(Element box annotations)
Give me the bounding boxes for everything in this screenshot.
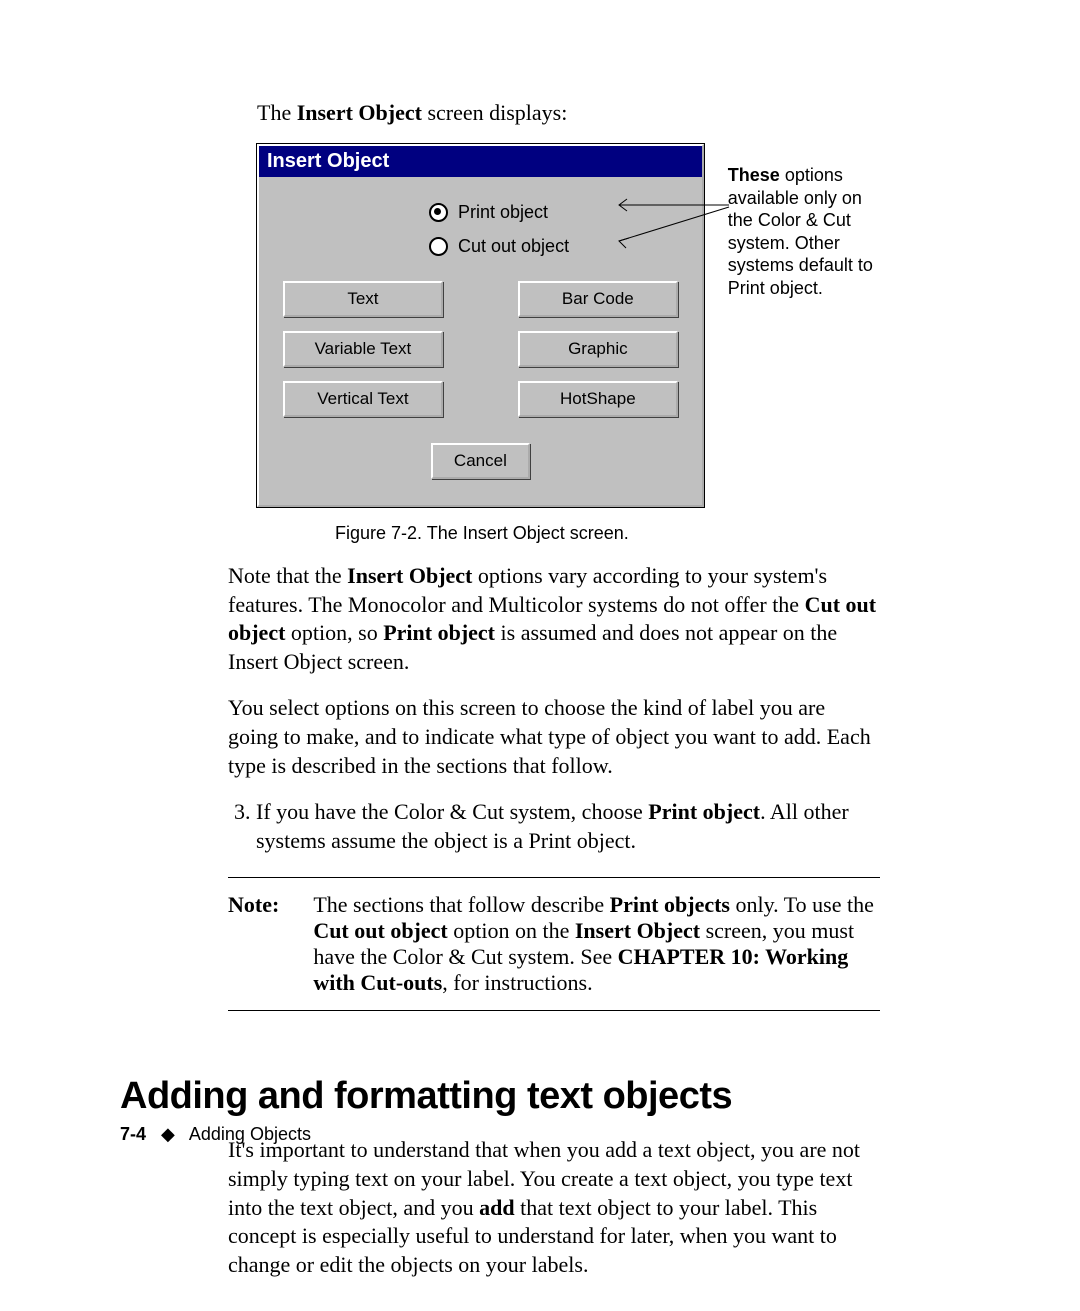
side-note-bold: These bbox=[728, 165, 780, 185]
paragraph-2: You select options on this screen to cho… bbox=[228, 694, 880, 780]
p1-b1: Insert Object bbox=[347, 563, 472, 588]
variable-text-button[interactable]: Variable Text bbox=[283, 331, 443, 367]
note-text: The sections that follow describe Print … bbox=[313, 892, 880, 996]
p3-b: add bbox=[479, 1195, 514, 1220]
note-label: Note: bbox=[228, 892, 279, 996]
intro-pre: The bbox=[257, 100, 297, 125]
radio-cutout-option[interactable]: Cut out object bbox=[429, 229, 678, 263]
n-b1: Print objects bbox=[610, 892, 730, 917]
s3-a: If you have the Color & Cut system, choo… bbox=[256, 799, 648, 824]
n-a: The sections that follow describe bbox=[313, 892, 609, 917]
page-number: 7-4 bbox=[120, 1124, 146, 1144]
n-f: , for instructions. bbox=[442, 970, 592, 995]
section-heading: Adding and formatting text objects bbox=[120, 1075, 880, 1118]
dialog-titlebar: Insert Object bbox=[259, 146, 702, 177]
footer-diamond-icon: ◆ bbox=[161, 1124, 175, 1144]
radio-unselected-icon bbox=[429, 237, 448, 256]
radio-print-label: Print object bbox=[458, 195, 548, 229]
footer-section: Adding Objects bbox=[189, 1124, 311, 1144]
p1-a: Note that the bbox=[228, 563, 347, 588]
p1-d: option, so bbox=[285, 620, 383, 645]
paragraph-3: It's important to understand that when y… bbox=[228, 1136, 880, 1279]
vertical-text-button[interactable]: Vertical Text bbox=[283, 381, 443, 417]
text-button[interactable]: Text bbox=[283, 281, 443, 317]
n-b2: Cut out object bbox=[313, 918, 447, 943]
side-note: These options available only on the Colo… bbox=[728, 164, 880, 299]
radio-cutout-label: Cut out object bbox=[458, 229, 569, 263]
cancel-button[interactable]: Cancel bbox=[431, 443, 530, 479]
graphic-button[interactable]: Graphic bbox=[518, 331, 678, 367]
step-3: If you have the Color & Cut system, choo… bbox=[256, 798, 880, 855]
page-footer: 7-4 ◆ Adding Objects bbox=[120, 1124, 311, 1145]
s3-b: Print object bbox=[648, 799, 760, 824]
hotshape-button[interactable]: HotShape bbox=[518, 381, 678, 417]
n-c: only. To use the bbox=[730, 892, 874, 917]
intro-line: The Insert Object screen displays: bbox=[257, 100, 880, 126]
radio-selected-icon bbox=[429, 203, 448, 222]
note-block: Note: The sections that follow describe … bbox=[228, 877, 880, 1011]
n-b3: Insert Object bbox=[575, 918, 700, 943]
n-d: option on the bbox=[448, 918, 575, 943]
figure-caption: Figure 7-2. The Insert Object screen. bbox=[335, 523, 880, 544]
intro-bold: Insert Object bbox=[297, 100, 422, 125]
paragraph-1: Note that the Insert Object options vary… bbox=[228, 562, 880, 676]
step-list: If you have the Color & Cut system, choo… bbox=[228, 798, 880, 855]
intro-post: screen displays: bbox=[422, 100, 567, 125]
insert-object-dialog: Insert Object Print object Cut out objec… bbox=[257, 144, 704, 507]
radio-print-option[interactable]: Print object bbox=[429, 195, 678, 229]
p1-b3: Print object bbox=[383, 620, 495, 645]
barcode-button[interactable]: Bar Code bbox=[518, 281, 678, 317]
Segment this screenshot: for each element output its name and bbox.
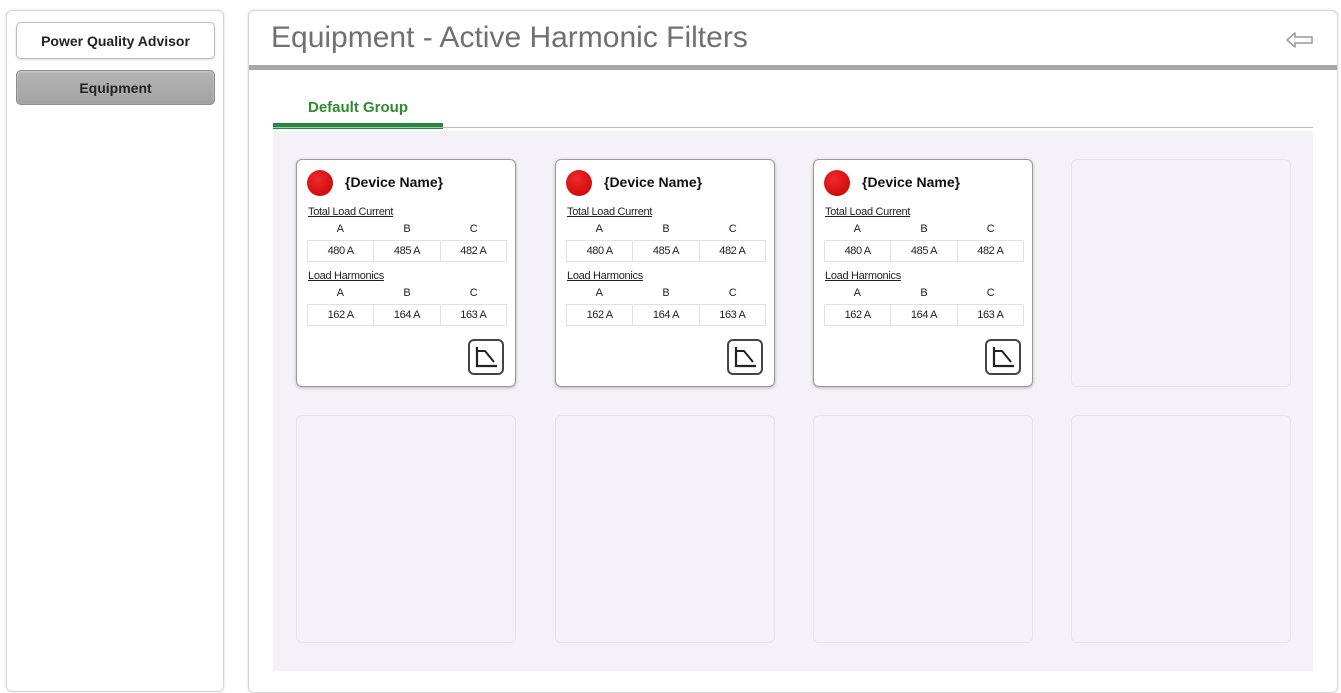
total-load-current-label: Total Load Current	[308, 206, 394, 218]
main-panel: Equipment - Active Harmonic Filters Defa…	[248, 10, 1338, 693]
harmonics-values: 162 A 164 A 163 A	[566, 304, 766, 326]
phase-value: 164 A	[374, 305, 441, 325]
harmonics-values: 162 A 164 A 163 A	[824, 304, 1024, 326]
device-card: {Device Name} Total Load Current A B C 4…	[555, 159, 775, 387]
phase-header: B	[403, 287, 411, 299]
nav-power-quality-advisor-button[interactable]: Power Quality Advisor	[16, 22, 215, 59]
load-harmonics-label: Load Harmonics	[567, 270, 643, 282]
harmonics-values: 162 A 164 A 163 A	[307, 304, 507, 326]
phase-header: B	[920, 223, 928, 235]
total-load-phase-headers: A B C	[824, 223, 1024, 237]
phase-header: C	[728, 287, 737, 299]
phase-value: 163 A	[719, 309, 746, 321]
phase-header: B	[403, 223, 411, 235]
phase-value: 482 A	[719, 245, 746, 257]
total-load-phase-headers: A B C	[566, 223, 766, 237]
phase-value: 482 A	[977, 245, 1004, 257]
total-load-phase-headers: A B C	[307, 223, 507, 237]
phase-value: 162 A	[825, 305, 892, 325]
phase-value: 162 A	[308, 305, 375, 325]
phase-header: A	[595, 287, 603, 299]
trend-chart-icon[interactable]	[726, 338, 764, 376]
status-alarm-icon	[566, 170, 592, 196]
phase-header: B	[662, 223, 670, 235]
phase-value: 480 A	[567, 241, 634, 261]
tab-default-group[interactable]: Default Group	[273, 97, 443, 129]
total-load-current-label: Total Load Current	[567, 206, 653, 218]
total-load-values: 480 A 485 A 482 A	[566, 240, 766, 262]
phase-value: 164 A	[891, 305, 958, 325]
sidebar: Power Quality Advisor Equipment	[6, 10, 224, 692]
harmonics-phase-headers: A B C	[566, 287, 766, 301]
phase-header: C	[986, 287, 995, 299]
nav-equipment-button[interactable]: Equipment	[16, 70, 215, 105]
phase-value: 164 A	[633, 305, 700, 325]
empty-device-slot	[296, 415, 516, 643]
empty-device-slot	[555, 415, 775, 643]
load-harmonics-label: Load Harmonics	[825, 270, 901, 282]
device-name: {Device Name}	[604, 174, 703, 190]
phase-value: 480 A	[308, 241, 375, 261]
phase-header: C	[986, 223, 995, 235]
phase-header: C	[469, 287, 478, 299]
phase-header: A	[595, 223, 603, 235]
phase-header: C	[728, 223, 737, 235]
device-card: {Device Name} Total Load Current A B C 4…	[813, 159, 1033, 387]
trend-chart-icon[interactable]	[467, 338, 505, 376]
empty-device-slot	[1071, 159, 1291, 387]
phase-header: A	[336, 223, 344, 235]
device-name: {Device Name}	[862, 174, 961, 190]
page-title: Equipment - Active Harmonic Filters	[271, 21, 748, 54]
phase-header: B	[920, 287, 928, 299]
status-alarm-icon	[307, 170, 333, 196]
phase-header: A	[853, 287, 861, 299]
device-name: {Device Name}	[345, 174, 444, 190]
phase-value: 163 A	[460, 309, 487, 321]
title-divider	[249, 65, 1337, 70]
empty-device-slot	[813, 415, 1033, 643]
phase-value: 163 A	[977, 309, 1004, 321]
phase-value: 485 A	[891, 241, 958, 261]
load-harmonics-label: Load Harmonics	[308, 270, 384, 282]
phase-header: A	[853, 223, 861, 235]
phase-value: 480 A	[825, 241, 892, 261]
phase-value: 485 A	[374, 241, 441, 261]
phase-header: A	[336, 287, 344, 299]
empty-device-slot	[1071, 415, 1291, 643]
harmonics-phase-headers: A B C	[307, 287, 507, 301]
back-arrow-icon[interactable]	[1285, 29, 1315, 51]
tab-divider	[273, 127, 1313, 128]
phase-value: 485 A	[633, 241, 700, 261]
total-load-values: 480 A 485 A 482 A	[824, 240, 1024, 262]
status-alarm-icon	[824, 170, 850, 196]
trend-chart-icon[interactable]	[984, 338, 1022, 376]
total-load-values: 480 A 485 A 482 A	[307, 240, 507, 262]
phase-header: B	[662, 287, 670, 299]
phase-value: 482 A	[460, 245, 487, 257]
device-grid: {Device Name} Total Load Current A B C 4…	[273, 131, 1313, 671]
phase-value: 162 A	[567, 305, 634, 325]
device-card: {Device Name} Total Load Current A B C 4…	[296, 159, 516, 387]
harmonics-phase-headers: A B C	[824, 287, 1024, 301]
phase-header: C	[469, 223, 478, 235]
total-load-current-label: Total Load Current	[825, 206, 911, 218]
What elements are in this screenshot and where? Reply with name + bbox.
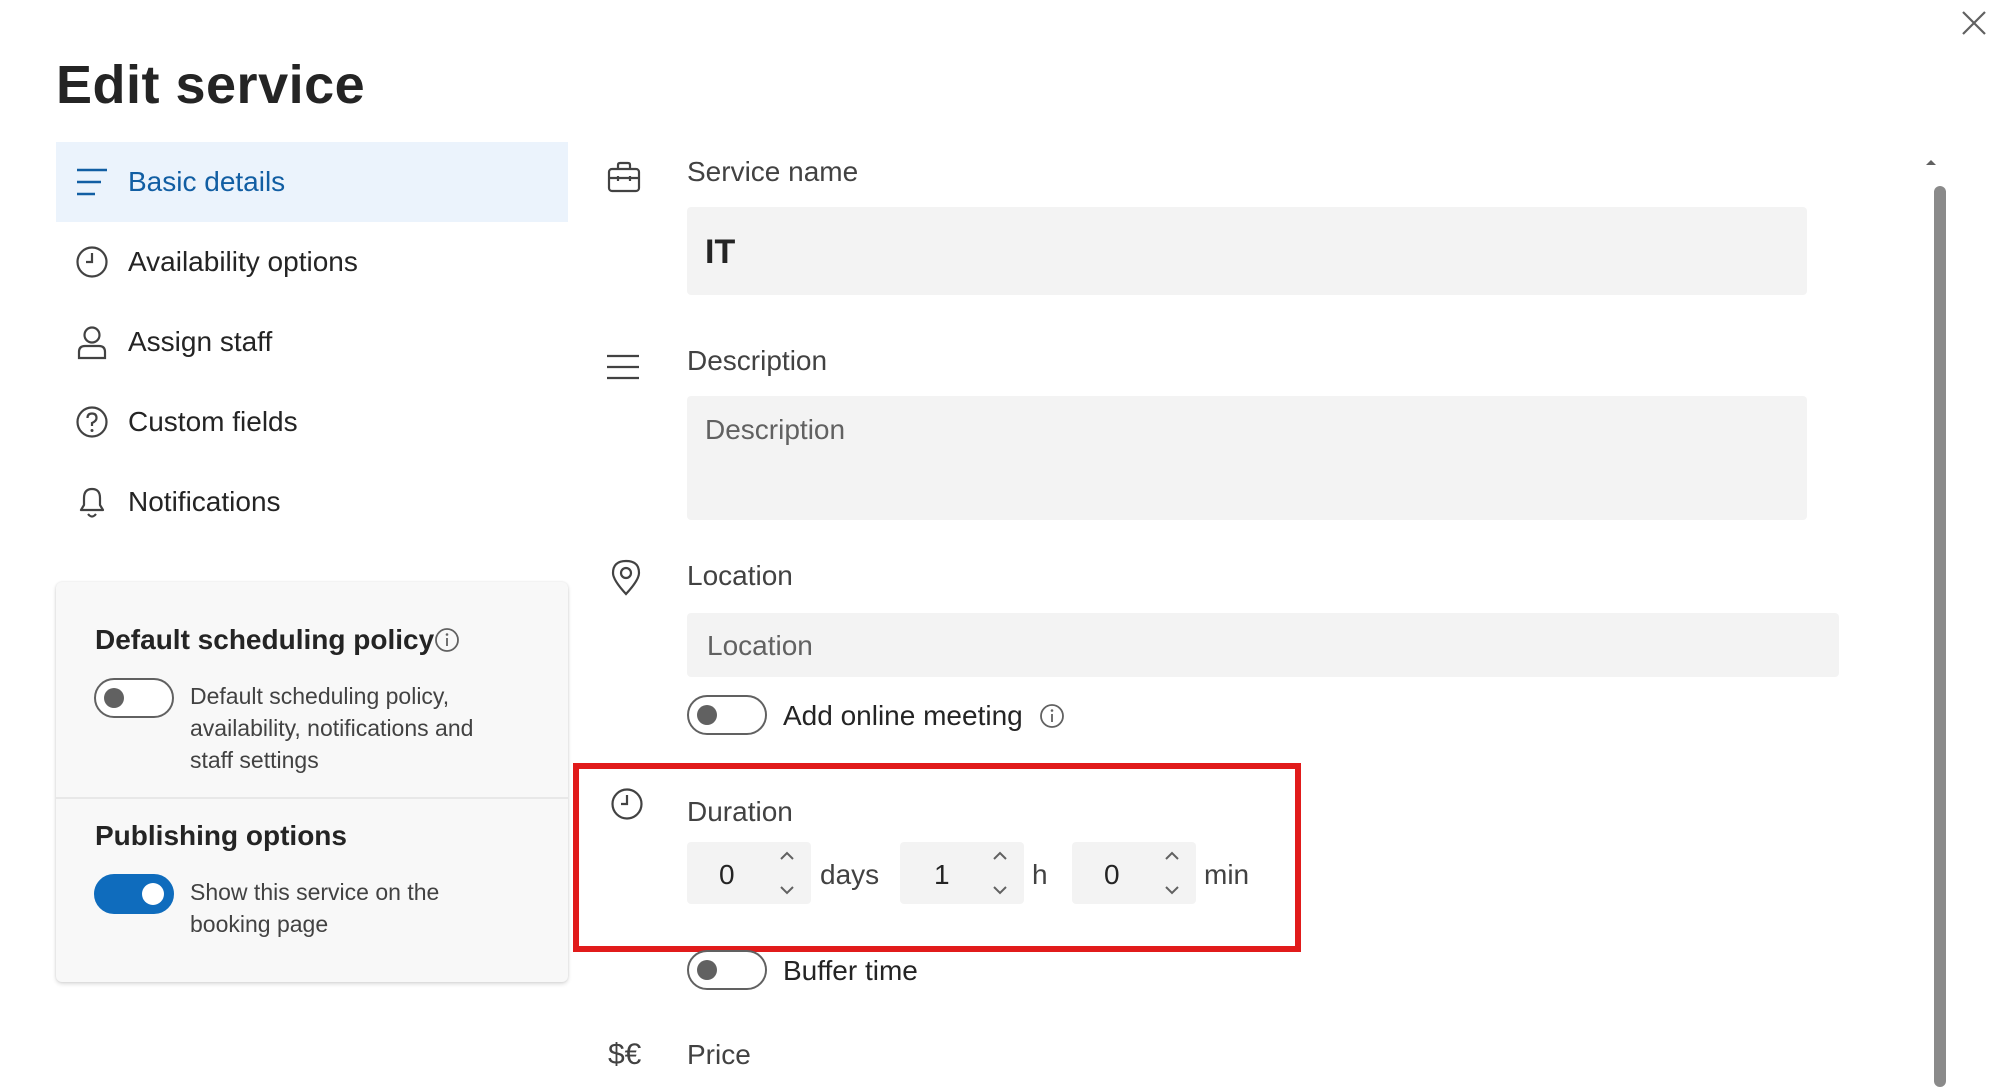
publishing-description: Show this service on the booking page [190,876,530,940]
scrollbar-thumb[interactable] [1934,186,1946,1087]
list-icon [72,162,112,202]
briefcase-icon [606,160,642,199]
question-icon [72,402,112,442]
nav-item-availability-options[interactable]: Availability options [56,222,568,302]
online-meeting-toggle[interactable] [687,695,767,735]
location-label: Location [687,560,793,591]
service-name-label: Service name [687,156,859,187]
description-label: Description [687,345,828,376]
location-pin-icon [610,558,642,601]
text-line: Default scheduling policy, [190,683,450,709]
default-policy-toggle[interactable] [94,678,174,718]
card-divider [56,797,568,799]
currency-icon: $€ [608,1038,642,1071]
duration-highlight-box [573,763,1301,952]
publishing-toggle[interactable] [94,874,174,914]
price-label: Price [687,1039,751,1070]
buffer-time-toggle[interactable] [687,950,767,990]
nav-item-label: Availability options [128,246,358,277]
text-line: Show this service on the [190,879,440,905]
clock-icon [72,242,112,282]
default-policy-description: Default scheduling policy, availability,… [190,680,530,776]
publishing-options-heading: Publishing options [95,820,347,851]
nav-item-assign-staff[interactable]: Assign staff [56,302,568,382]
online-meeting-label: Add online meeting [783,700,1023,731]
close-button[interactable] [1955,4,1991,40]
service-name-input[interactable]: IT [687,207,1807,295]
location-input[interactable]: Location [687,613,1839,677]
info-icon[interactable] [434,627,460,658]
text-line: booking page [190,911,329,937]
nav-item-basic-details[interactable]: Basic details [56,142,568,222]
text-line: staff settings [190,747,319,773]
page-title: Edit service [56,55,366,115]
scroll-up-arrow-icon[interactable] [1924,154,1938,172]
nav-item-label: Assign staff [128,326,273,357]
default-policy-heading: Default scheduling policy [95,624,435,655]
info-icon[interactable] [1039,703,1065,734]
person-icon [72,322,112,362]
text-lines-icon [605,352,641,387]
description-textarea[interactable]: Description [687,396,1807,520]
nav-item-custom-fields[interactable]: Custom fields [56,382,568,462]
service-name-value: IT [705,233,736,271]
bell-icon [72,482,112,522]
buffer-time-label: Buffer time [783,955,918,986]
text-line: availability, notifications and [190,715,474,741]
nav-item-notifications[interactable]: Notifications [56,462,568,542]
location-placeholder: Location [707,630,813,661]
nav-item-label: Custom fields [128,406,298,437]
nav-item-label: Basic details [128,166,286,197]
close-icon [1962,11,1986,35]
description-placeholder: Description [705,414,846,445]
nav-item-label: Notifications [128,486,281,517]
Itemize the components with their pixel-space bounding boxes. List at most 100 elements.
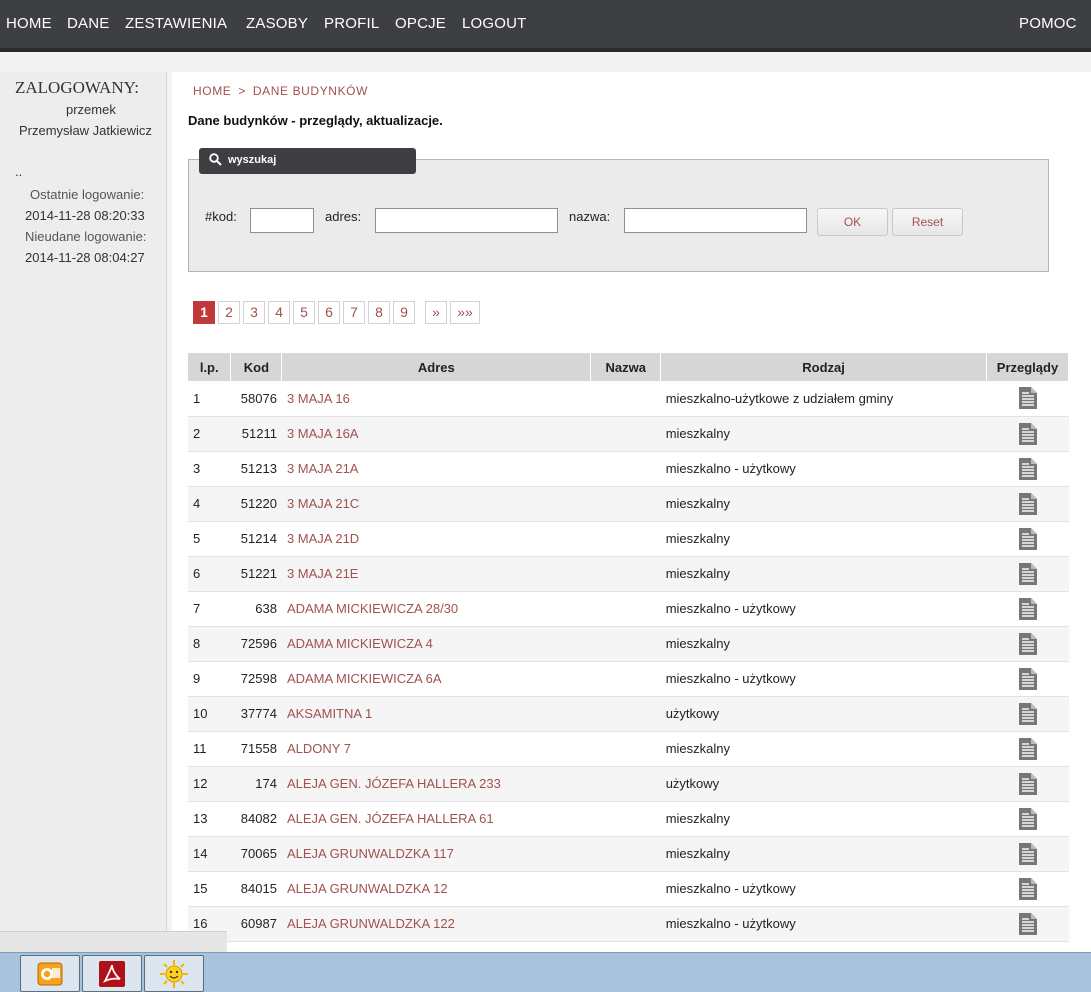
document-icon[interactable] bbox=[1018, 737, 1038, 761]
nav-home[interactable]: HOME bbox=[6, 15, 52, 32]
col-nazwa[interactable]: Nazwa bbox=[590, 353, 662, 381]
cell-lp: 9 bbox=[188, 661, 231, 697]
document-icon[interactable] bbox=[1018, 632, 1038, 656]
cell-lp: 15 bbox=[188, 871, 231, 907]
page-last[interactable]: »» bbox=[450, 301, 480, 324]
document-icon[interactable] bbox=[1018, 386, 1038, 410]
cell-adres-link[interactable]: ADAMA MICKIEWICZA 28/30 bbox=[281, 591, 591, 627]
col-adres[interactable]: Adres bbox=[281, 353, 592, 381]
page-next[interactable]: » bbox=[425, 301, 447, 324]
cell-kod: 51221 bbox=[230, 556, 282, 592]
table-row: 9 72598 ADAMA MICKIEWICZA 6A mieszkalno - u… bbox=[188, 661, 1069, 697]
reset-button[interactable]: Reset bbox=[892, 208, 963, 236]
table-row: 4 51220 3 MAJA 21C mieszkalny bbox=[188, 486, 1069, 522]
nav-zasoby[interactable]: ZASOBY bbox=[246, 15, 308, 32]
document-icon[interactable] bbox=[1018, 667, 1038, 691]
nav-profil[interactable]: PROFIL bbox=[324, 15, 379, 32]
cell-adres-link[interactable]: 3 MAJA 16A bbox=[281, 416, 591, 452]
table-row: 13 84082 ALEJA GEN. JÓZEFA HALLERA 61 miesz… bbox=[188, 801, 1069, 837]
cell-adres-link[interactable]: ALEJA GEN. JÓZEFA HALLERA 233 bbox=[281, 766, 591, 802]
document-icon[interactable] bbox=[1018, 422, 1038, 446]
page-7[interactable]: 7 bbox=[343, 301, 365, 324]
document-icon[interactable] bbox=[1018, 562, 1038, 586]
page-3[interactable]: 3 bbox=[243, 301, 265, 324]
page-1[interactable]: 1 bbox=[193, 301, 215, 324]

EXERCISE DESCRIPTION: In the part of the records that opens with the line containing "side-note-bold: These bbox=[728, 165, 780, 185]" and closes with the line containing "variable-text-button[interactable]: Variable Text", rename "Variable Text" to "Dynamic Text" and reproduce only those lines, leaving everything else unchanged.

EXERCISE RESPONSE:
side-note-bold: These bbox=[728, 165, 780, 185]
paragraph-2: You select options on this screen to cho… bbox=[228, 694, 880, 780]
p1-b1: Insert Object bbox=[347, 563, 472, 588]
variable-text-button[interactable]: Dynamic Text bbox=[283, 331, 443, 367]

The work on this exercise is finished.